Extracted material.
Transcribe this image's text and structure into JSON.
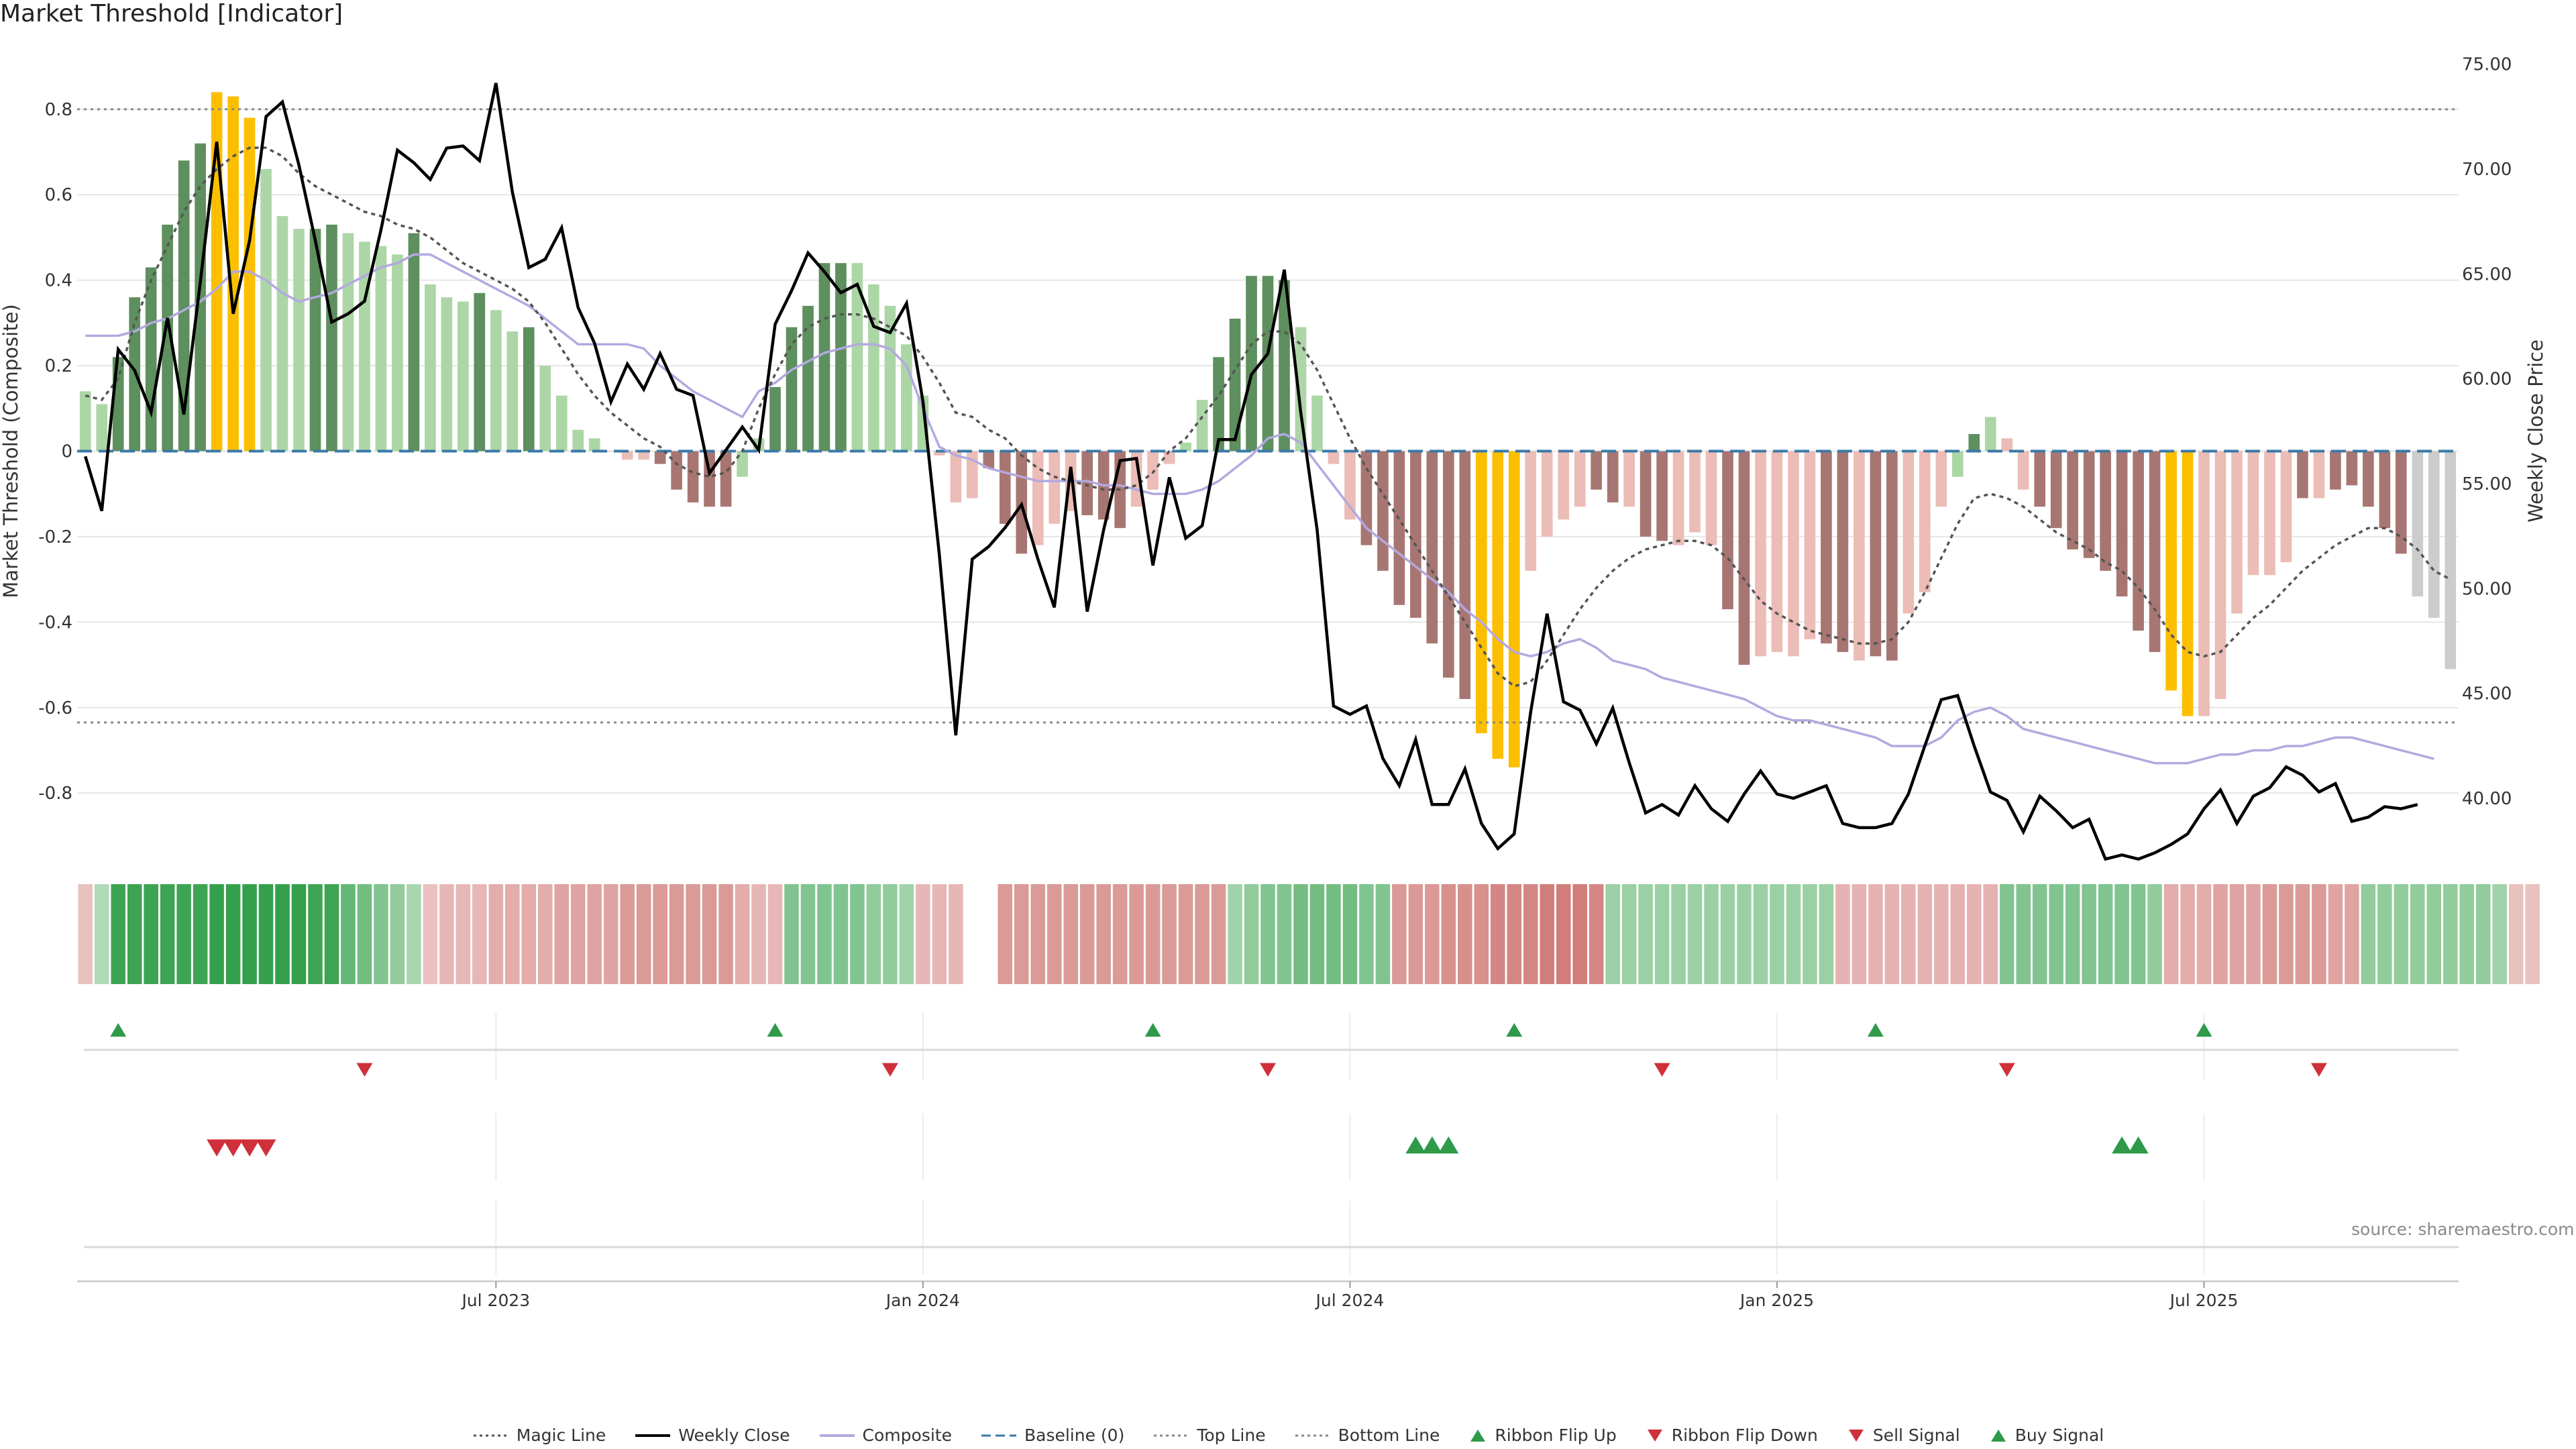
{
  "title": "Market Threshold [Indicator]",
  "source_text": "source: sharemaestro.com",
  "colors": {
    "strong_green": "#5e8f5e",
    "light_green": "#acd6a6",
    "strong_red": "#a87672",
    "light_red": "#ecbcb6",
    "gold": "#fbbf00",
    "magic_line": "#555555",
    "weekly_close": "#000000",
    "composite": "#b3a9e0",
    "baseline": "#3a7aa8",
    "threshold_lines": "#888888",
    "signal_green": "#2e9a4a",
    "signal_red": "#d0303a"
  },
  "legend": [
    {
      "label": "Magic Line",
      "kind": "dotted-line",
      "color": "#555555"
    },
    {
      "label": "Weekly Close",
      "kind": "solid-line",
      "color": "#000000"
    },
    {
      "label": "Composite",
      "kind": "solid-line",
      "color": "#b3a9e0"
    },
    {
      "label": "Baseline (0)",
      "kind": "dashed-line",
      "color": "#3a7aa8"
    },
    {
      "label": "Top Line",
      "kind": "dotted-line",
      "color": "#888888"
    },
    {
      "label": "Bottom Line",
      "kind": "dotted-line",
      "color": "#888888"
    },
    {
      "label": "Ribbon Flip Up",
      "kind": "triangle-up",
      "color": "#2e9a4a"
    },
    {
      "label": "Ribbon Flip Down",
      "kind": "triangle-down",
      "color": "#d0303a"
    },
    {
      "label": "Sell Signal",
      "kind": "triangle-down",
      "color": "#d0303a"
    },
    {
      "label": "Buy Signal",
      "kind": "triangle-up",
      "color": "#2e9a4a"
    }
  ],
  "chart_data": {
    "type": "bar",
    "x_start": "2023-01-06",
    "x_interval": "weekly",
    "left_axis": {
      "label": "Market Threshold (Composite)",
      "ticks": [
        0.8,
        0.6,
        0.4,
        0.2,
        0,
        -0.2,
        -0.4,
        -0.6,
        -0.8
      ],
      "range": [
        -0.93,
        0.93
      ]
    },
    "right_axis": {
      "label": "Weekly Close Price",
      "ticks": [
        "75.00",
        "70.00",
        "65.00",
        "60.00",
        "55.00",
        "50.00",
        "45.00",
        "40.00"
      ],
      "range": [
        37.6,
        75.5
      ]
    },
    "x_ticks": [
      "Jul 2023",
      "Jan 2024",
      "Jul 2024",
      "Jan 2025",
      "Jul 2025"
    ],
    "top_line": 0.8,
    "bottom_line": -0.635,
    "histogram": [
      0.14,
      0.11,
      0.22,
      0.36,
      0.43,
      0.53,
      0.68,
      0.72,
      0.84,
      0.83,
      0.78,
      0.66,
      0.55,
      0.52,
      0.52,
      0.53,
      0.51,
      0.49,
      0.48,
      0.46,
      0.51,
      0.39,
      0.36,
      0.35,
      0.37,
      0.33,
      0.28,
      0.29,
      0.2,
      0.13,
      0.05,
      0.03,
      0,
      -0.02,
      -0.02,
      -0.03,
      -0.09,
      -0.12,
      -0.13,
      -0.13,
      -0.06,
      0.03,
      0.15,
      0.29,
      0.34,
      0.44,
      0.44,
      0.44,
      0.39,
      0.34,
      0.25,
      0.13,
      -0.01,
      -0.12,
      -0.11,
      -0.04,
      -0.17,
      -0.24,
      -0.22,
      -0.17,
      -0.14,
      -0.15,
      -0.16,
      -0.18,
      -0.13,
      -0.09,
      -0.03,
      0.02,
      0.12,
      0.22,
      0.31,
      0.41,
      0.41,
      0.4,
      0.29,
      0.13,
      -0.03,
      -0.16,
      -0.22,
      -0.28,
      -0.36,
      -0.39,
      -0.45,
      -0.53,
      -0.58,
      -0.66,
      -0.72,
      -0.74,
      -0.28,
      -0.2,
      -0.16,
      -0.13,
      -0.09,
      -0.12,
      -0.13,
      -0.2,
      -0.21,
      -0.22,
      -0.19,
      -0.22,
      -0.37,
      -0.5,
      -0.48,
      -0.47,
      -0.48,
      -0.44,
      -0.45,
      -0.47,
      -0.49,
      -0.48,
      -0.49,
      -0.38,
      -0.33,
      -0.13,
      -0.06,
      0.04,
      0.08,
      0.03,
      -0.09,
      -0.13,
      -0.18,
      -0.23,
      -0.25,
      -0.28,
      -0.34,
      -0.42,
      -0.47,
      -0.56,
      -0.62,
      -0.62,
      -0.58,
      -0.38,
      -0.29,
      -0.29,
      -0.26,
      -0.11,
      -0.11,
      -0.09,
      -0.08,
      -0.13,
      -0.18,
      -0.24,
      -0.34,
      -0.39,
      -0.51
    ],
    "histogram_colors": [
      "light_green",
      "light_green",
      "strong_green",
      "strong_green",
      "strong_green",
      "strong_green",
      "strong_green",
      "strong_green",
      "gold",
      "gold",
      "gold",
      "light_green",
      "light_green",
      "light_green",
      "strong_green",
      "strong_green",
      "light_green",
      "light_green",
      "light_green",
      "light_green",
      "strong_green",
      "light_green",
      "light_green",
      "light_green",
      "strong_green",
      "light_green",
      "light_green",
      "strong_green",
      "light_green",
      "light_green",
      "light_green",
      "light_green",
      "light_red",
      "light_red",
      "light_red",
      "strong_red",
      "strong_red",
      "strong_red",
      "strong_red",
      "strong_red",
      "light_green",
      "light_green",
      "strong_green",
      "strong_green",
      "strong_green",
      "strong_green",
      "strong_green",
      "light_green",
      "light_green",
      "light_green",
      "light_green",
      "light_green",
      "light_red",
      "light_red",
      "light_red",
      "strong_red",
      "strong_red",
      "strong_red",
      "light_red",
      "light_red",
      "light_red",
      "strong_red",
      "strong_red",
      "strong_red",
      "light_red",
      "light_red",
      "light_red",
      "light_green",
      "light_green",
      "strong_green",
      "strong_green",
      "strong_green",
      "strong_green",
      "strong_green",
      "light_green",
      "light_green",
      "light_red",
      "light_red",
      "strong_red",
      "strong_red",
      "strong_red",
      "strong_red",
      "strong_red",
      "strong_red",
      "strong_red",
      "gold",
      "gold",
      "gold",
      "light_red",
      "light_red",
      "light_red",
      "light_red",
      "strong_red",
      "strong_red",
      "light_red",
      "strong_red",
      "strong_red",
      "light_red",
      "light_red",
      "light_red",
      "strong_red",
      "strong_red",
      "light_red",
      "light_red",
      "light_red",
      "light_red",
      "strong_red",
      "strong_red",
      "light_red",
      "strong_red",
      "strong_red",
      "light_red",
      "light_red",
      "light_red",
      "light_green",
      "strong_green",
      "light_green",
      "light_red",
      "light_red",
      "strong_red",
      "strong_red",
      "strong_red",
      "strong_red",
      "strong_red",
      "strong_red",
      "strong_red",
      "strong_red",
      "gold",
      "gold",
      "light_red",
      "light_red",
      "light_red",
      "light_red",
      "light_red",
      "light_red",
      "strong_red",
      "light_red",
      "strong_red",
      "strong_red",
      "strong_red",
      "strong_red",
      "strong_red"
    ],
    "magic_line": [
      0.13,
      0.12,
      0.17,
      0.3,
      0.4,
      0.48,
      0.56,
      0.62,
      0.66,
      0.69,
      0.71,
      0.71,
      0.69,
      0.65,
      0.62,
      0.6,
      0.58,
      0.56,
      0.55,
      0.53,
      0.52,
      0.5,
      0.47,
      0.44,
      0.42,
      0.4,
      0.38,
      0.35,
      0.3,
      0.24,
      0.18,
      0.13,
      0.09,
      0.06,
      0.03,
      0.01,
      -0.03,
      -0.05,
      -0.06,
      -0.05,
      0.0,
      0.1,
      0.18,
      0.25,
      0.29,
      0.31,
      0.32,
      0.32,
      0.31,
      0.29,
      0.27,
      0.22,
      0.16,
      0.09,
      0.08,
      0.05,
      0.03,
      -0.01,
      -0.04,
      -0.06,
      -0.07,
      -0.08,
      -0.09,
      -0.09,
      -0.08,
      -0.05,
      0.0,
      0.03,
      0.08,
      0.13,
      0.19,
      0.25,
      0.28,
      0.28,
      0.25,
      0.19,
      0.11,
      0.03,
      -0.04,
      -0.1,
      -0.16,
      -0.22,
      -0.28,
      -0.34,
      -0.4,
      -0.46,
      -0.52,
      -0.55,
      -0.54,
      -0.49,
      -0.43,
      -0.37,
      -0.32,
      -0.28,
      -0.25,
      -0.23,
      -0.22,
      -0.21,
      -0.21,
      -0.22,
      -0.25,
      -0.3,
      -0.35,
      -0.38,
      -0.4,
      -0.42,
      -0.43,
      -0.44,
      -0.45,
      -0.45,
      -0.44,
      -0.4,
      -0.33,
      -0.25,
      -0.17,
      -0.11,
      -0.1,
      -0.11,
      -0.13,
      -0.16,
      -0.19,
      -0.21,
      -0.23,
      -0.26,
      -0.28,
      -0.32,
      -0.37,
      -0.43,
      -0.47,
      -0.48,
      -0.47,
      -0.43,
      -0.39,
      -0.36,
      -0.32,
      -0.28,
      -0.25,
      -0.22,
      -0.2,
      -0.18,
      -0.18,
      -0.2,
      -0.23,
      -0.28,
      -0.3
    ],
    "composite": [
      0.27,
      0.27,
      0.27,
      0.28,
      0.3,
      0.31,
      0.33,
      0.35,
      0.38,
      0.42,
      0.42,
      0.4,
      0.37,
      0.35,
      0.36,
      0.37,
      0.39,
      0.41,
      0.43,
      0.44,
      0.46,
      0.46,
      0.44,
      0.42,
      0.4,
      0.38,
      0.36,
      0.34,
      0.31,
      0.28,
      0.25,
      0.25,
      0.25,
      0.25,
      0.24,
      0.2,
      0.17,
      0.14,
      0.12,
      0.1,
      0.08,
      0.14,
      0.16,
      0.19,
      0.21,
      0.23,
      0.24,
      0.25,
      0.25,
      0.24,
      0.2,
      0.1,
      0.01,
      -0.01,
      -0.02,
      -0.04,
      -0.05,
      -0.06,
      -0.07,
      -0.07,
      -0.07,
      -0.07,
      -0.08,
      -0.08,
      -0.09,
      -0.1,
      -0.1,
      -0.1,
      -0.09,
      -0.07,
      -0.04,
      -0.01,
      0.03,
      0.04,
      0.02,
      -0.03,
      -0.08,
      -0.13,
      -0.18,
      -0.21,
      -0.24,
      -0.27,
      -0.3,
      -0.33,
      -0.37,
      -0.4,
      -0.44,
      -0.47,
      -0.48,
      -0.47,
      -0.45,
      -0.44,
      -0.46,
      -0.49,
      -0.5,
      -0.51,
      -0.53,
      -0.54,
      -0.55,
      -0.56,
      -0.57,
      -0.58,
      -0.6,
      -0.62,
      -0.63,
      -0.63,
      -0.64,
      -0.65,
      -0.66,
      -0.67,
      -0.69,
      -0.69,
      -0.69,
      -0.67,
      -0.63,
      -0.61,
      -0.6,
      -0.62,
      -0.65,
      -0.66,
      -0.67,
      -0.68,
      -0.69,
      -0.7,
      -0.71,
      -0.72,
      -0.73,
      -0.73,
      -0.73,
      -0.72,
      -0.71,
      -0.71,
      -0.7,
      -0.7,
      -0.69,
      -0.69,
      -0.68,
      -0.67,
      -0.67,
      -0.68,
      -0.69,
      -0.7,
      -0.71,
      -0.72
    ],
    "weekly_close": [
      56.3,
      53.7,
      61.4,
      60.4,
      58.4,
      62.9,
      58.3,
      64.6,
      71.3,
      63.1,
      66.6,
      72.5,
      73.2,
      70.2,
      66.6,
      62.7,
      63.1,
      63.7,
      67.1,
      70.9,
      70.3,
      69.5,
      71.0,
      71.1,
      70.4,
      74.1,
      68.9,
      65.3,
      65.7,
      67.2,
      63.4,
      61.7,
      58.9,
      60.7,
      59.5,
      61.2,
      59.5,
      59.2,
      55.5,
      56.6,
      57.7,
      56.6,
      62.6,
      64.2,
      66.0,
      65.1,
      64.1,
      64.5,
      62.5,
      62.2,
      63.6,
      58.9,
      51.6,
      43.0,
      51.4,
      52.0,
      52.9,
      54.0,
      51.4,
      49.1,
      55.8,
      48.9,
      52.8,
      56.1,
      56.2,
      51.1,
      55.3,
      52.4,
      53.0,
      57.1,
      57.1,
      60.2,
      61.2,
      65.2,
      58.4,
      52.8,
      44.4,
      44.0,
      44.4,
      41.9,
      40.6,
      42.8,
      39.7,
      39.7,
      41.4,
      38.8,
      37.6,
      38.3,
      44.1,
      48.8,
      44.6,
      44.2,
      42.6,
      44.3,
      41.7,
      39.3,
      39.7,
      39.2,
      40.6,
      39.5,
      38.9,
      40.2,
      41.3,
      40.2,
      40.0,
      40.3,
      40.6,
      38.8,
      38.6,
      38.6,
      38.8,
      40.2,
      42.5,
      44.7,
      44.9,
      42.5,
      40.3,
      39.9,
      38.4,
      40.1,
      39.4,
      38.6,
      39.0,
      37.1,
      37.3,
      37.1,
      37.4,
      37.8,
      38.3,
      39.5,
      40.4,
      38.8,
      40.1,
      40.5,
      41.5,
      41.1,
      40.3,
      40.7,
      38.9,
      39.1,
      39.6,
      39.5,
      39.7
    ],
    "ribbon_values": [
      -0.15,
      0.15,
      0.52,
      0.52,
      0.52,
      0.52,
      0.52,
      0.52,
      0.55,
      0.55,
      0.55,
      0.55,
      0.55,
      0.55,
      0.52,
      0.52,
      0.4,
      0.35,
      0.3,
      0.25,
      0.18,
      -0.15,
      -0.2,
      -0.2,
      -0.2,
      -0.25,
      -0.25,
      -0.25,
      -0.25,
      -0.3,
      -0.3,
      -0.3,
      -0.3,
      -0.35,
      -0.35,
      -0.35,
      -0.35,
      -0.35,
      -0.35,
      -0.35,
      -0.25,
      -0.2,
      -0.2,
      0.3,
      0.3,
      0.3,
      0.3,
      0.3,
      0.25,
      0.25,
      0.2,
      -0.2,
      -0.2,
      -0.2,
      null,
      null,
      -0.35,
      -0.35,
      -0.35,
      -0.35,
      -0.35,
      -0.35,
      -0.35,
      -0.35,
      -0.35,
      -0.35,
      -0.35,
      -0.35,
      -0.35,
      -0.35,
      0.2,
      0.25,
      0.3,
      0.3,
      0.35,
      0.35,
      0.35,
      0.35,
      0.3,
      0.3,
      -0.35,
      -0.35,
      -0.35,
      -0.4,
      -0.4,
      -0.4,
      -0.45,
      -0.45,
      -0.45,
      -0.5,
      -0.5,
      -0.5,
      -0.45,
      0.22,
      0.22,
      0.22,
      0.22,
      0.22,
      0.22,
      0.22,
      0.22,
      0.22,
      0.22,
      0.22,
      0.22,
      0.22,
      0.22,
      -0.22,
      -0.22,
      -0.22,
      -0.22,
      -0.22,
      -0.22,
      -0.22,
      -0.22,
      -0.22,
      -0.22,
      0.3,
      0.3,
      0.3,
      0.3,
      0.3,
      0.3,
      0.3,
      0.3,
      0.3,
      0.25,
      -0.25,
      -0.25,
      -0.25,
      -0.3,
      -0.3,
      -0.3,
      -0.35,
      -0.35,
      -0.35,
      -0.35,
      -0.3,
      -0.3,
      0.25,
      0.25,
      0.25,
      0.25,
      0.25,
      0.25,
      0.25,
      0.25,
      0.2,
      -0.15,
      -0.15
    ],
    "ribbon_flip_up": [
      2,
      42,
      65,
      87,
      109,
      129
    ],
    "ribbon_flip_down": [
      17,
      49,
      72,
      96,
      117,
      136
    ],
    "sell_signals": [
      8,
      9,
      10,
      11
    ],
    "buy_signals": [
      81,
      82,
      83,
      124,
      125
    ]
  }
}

Aim. Find "label". Copy every line it occurs in.

Reply to the task.
      "label": "Magic Line",
      "label": "Weekly Close",
      "label": "Composite",
      "label": "Baseline (0)",
      "label": "Top Line",
      "label": "Bottom Line",
      "label": "Ribbon Flip Up",
      "label": "Ribbon Flip Down",
      "label": "Sell Signal",
      "label": "Buy Signal",
      "label": "Market Threshold (Composite)",
      "label": "Weekly Close Price",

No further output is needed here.